- Request: In the copy, include every entry exactly but none of the pictures.

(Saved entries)
+===+
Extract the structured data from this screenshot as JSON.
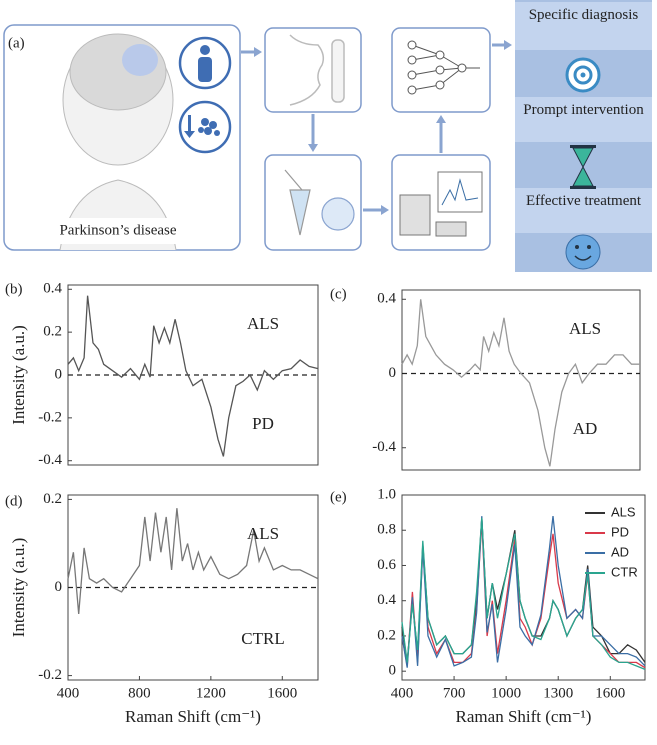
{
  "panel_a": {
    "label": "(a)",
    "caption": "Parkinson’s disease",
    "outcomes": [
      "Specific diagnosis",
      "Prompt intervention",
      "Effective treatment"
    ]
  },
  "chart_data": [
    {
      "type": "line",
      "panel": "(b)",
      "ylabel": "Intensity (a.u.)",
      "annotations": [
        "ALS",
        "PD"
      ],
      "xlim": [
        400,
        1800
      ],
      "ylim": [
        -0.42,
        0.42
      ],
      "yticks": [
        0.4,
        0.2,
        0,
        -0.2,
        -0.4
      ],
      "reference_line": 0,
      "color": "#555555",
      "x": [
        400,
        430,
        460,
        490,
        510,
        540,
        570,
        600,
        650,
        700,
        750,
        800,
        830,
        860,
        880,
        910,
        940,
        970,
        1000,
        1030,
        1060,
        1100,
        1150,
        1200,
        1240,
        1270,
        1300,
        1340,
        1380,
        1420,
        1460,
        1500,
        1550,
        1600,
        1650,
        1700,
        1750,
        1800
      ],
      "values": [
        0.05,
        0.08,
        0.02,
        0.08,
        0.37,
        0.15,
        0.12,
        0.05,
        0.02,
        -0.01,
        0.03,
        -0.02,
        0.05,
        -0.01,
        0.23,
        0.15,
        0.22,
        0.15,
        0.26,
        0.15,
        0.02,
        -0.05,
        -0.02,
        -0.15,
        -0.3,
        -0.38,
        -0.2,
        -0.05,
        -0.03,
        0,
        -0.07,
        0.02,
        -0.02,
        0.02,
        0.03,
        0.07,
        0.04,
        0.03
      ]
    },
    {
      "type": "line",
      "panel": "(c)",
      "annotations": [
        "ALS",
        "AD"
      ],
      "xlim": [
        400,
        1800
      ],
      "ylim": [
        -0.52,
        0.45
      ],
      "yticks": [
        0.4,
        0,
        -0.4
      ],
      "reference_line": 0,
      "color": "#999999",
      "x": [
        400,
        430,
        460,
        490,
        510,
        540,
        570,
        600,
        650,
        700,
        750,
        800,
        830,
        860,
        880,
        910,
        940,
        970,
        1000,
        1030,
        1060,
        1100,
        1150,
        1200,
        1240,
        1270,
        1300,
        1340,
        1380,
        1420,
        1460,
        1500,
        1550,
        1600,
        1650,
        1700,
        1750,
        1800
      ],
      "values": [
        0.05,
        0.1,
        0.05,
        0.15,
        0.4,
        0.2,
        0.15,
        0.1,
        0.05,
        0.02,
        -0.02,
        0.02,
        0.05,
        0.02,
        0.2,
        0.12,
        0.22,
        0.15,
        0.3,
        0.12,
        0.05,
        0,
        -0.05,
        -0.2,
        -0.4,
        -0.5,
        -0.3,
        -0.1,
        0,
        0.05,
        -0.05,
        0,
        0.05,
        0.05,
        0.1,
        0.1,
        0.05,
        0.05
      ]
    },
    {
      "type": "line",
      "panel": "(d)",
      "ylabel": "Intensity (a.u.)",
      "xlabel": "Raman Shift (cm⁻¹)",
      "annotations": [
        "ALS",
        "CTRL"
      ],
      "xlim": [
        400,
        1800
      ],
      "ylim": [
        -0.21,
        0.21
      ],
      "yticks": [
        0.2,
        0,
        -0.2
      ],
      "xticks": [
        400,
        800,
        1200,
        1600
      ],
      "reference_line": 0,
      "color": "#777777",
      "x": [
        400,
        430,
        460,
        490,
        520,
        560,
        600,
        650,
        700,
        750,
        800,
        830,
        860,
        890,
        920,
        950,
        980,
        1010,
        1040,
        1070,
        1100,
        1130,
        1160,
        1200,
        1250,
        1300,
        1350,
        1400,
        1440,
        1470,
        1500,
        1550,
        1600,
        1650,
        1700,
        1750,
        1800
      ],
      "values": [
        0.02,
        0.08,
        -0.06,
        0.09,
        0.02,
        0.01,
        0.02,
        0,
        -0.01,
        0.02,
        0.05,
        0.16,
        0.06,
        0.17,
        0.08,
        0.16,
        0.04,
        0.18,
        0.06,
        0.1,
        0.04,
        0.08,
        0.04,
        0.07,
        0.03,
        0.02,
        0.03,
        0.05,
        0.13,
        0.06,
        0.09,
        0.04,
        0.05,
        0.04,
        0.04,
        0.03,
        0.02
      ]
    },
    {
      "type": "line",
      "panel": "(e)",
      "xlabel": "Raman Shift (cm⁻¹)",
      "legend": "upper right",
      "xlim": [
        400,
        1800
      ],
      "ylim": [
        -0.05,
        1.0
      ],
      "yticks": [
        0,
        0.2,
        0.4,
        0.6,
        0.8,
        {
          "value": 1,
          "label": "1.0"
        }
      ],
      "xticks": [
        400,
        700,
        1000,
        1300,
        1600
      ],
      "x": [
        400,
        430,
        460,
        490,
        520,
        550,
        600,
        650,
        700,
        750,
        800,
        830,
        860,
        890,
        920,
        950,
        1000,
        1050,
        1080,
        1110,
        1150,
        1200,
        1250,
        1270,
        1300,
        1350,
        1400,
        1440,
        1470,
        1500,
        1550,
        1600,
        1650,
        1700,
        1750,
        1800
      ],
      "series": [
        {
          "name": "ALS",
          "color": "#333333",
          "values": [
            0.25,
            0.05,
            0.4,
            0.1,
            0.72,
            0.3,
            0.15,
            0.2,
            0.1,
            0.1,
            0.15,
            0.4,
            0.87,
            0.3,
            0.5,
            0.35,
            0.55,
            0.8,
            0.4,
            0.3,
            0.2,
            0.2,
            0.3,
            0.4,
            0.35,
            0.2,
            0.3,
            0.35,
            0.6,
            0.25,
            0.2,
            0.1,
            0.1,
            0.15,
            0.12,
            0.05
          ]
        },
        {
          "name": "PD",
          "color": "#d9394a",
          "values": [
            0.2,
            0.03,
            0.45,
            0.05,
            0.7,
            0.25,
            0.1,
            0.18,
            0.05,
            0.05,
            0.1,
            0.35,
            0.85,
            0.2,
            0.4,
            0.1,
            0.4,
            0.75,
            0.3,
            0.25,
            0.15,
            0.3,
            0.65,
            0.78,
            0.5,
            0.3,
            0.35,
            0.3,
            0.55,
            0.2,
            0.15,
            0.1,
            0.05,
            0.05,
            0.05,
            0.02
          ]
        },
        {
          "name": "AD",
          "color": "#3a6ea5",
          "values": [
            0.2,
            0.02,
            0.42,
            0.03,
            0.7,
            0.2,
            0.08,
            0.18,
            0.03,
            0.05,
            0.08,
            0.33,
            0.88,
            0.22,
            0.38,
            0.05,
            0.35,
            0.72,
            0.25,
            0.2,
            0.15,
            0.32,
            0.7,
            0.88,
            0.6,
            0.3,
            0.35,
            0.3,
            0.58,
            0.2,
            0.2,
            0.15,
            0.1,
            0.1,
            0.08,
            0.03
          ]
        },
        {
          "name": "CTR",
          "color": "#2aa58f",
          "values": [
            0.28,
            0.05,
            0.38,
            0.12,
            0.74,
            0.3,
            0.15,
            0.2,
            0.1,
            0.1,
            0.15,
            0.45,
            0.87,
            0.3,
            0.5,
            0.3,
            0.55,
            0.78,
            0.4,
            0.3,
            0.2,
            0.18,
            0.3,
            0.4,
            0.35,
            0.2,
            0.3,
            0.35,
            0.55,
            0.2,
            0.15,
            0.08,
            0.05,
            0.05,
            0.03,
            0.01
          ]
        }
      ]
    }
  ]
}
+===+
- Solution to this problem:
Extract the structured data from this screenshot as JSON.
{
  "panel_a": {
    "label": "(a)",
    "caption": "Parkinson’s disease",
    "outcomes": [
      "Specific diagnosis",
      "Prompt intervention",
      "Effective treatment"
    ]
  },
  "chart_data": [
    {
      "type": "line",
      "panel": "(b)",
      "ylabel": "Intensity (a.u.)",
      "annotations": [
        "ALS",
        "PD"
      ],
      "xlim": [
        400,
        1800
      ],
      "ylim": [
        -0.42,
        0.42
      ],
      "yticks": [
        0.4,
        0.2,
        0,
        -0.2,
        -0.4
      ],
      "reference_line": 0,
      "color": "#555555",
      "x": [
        400,
        430,
        460,
        490,
        510,
        540,
        570,
        600,
        650,
        700,
        750,
        800,
        830,
        860,
        880,
        910,
        940,
        970,
        1000,
        1030,
        1060,
        1100,
        1150,
        1200,
        1240,
        1270,
        1300,
        1340,
        1380,
        1420,
        1460,
        1500,
        1550,
        1600,
        1650,
        1700,
        1750,
        1800
      ],
      "values": [
        0.05,
        0.08,
        0.02,
        0.08,
        0.37,
        0.15,
        0.12,
        0.05,
        0.02,
        -0.01,
        0.03,
        -0.02,
        0.05,
        -0.01,
        0.23,
        0.15,
        0.22,
        0.15,
        0.26,
        0.15,
        0.02,
        -0.05,
        -0.02,
        -0.15,
        -0.3,
        -0.38,
        -0.2,
        -0.05,
        -0.03,
        0,
        -0.07,
        0.02,
        -0.02,
        0.02,
        0.03,
        0.07,
        0.04,
        0.03
      ]
    },
    {
      "type": "line",
      "panel": "(c)",
      "annotations": [
        "ALS",
        "AD"
      ],
      "xlim": [
        400,
        1800
      ],
      "ylim": [
        -0.52,
        0.45
      ],
      "yticks": [
        0.4,
        0,
        -0.4
      ],
      "reference_line": 0,
      "color": "#999999",
      "x": [
        400,
        430,
        460,
        490,
        510,
        540,
        570,
        600,
        650,
        700,
        750,
        800,
        830,
        860,
        880,
        910,
        940,
        970,
        1000,
        1030,
        1060,
        1100,
        1150,
        1200,
        1240,
        1270,
        1300,
        1340,
        1380,
        1420,
        1460,
        1500,
        1550,
        1600,
        1650,
        1700,
        1750,
        1800
      ],
      "values": [
        0.05,
        0.1,
        0.05,
        0.15,
        0.4,
        0.2,
        0.15,
        0.1,
        0.05,
        0.02,
        -0.02,
        0.02,
        0.05,
        0.02,
        0.2,
        0.12,
        0.22,
        0.15,
        0.3,
        0.12,
        0.05,
        0,
        -0.05,
        -0.2,
        -0.4,
        -0.5,
        -0.3,
        -0.1,
        0,
        0.05,
        -0.05,
        0,
        0.05,
        0.05,
        0.1,
        0.1,
        0.05,
        0.05
      ]
    },
    {
      "type": "line",
      "panel": "(d)",
      "ylabel": "Intensity (a.u.)",
      "xlabel": "Raman Shift (cm⁻¹)",
      "annotations": [
        "ALS",
        "CTRL"
      ],
      "xlim": [
        400,
        1800
      ],
      "ylim": [
        -0.21,
        0.21
      ],
      "yticks": [
        0.2,
        0,
        -0.2
      ],
      "xticks": [
        400,
        800,
        1200,
        1600
      ],
      "reference_line": 0,
      "color": "#777777",
      "x": [
        400,
        430,
        460,
        490,
        520,
        560,
        600,
        650,
        700,
        750,
        800,
        830,
        860,
        890,
        920,
        950,
        980,
        1010,
        1040,
        1070,
        1100,
        1130,
        1160,
        1200,
        1250,
        1300,
        1350,
        1400,
        1440,
        1470,
        1500,
        1550,
        1600,
        1650,
        1700,
        1750,
        1800
      ],
      "values": [
        0.02,
        0.08,
        -0.06,
        0.09,
        0.02,
        0.01,
        0.02,
        0,
        -0.01,
        0.02,
        0.05,
        0.16,
        0.06,
        0.17,
        0.08,
        0.16,
        0.04,
        0.18,
        0.06,
        0.1,
        0.04,
        0.08,
        0.04,
        0.07,
        0.03,
        0.02,
        0.03,
        0.05,
        0.13,
        0.06,
        0.09,
        0.04,
        0.05,
        0.04,
        0.04,
        0.03,
        0.02
      ]
    },
    {
      "type": "line",
      "panel": "(e)",
      "xlabel": "Raman Shift (cm⁻¹)",
      "legend": "upper right",
      "xlim": [
        400,
        1800
      ],
      "ylim": [
        -0.05,
        1.0
      ],
      "yticks": [
        0,
        0.2,
        0.4,
        0.6,
        0.8,
        {
          "value": 1,
          "label": "1.0"
        }
      ],
      "xticks": [
        400,
        700,
        1000,
        1300,
        1600
      ],
      "x": [
        400,
        430,
        460,
        490,
        520,
        550,
        600,
        650,
        700,
        750,
        800,
        830,
        860,
        890,
        920,
        950,
        1000,
        1050,
        1080,
        1110,
        1150,
        1200,
        1250,
        1270,
        1300,
        1350,
        1400,
        1440,
        1470,
        1500,
        1550,
        1600,
        1650,
        1700,
        1750,
        1800
      ],
      "series": [
        {
          "name": "ALS",
          "color": "#333333",
          "values": [
            0.25,
            0.05,
            0.4,
            0.1,
            0.72,
            0.3,
            0.15,
            0.2,
            0.1,
            0.1,
            0.15,
            0.4,
            0.87,
            0.3,
            0.5,
            0.35,
            0.55,
            0.8,
            0.4,
            0.3,
            0.2,
            0.2,
            0.3,
            0.4,
            0.35,
            0.2,
            0.3,
            0.35,
            0.6,
            0.25,
            0.2,
            0.1,
            0.1,
            0.15,
            0.12,
            0.05
          ]
        },
        {
          "name": "PD",
          "color": "#d9394a",
          "values": [
            0.2,
            0.03,
            0.45,
            0.05,
            0.7,
            0.25,
            0.1,
            0.18,
            0.05,
            0.05,
            0.1,
            0.35,
            0.85,
            0.2,
            0.4,
            0.1,
            0.4,
            0.75,
            0.3,
            0.25,
            0.15,
            0.3,
            0.65,
            0.78,
            0.5,
            0.3,
            0.35,
            0.3,
            0.55,
            0.2,
            0.15,
            0.1,
            0.05,
            0.05,
            0.05,
            0.02
          ]
        },
        {
          "name": "AD",
          "color": "#3a6ea5",
          "values": [
            0.2,
            0.02,
            0.42,
            0.03,
            0.7,
            0.2,
            0.08,
            0.18,
            0.03,
            0.05,
            0.08,
            0.33,
            0.88,
            0.22,
            0.38,
            0.05,
            0.35,
            0.72,
            0.25,
            0.2,
            0.15,
            0.32,
            0.7,
            0.88,
            0.6,
            0.3,
            0.35,
            0.3,
            0.58,
            0.2,
            0.2,
            0.15,
            0.1,
            0.1,
            0.08,
            0.03
          ]
        },
        {
          "name": "CTR",
          "color": "#2aa58f",
          "values": [
            0.28,
            0.05,
            0.38,
            0.12,
            0.74,
            0.3,
            0.15,
            0.2,
            0.1,
            0.1,
            0.15,
            0.45,
            0.87,
            0.3,
            0.5,
            0.3,
            0.55,
            0.78,
            0.4,
            0.3,
            0.2,
            0.18,
            0.3,
            0.4,
            0.35,
            0.2,
            0.3,
            0.35,
            0.55,
            0.2,
            0.15,
            0.08,
            0.05,
            0.05,
            0.03,
            0.01
          ]
        }
      ]
    }
  ]
}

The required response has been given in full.